• [Work to complete]: Every record must be repeated exactly, with no omission.

• [Record extracts]:

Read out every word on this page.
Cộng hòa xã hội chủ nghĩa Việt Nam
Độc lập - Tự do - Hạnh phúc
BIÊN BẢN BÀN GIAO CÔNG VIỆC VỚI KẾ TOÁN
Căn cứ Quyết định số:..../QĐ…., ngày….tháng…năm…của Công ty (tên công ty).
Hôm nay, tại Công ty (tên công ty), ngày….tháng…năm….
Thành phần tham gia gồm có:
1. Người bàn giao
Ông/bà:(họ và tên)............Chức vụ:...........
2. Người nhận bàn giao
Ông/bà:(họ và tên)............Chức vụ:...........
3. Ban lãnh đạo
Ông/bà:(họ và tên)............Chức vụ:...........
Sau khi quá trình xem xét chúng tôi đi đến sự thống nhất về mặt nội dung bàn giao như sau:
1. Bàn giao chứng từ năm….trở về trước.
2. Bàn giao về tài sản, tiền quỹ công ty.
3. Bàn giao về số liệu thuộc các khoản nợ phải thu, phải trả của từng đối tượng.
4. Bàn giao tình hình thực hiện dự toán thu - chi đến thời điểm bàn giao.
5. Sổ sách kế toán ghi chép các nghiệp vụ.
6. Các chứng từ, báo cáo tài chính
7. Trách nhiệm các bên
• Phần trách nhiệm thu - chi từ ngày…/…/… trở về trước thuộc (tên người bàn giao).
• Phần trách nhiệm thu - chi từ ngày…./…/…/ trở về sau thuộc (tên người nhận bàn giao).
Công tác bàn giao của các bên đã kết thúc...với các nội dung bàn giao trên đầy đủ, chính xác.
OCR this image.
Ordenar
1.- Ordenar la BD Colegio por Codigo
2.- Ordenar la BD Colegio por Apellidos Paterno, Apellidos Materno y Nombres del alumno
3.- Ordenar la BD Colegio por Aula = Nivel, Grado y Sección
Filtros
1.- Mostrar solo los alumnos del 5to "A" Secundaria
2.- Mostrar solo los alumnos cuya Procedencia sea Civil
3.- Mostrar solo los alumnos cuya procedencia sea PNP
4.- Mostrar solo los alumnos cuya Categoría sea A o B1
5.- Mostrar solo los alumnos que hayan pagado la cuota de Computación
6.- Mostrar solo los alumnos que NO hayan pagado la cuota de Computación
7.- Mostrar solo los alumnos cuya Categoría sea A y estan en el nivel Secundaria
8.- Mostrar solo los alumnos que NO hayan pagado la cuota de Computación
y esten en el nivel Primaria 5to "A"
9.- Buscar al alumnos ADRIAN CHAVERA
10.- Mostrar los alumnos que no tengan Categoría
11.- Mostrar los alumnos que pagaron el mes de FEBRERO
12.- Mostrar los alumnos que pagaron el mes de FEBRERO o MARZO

• [Output of the exercise]:
Read out every word on this page.
Cộng hòa xã hội chủ nghĩa Việt Nam
Độc lập - Tự do - Hạnh phúc
BIÊN BẢN BÀN GIAO CÔNG VIỆC VỚI KẾ TOÁN
Căn cứ Quyết định số:..../QĐ…., ngày….tháng…năm…của Công ty (tên công ty).
Hôm nay, tại Công ty (tên công ty), ngày….tháng…năm….
Thành phần tham gia gồm có:
1. Người bàn giao
Ông/bà:(họ và tên)............Chức vụ:...........
2. Người nhận bàn giao
Ông/bà:(họ và tên)............Chức vụ:...........
3. Ban lãnh đạo
Ông/bà:(họ và tên)............Chức vụ:...........
Sau khi quá trình xem xét chúng tôi đi đến sự thống nhất về mặt nội dung bàn giao như sau:
1. Bàn giao chứng từ năm….trở về trước.
2. Bàn giao về tài sản, tiền quỹ công ty.
3. Bàn giao về số liệu thuộc các khoản nợ phải thu, phải trả của từng đối tượng.
4. Bàn giao tình hình thực hiện dự toán thu - chi đến thời điểm bàn giao.
5. Sổ sách kế toán ghi chép các nghiệp vụ.
6. Các chứng từ, báo cáo tài chính
7. Trách nhiệm các bên
• Phần trách nhiệm thu - chi từ ngày…/…/… trở về trước thuộc (tên người bàn giao).
• Phần trách nhiệm thu - chi từ ngày…./…/…/ trở về sau thuộc (tên người nhận bàn giao).
Công tác bàn giao của các bên đã kết thúc...với các nội dung bàn giao trên đầy đủ, chính xác.
OCR this image.
Ordenar
1.- Ordenar la BD Colegio por Codigo
2.- Ordenar la BD Colegio por Apellidos Paterno, Apellidos Materno y Nombres del alumno
3.- Ordenar la BD Colegio por Aula = Nivel, Grado y Sección
Filtros
1.- Mostrar solo los alumnos del 5to "A" Secundaria
2.- Mostrar solo los alumnos cuya Procedencia sea Civil
3.- Mostrar solo los alumnos cuya procedencia sea PNP
4.- Mostrar solo los alumnos cuya Categoría sea A o B1
5.- Mostrar solo los alumnos que hayan pagado la cuota de Computación
6.- Mostrar solo los alumnos que NO hayan pagado la cuota de Computación
7.- Mostrar solo los alumnos cuya Categoría sea A y estan en el nivel Secundaria
8.- Mostrar solo los alumnos que NO hayan pagado la cuota de Computación
y esten en el nivel Primaria 5to "A"
9.- Buscar al alumnos ADRIAN CHAVERA
10.- Mostrar los alumnos que no tengan Categoría
11.- Mostrar los alumnos que pagaron el mes de FEBRERO
12.- Mostrar los alumnos que pagaron el mes de FEBRERO o MARZO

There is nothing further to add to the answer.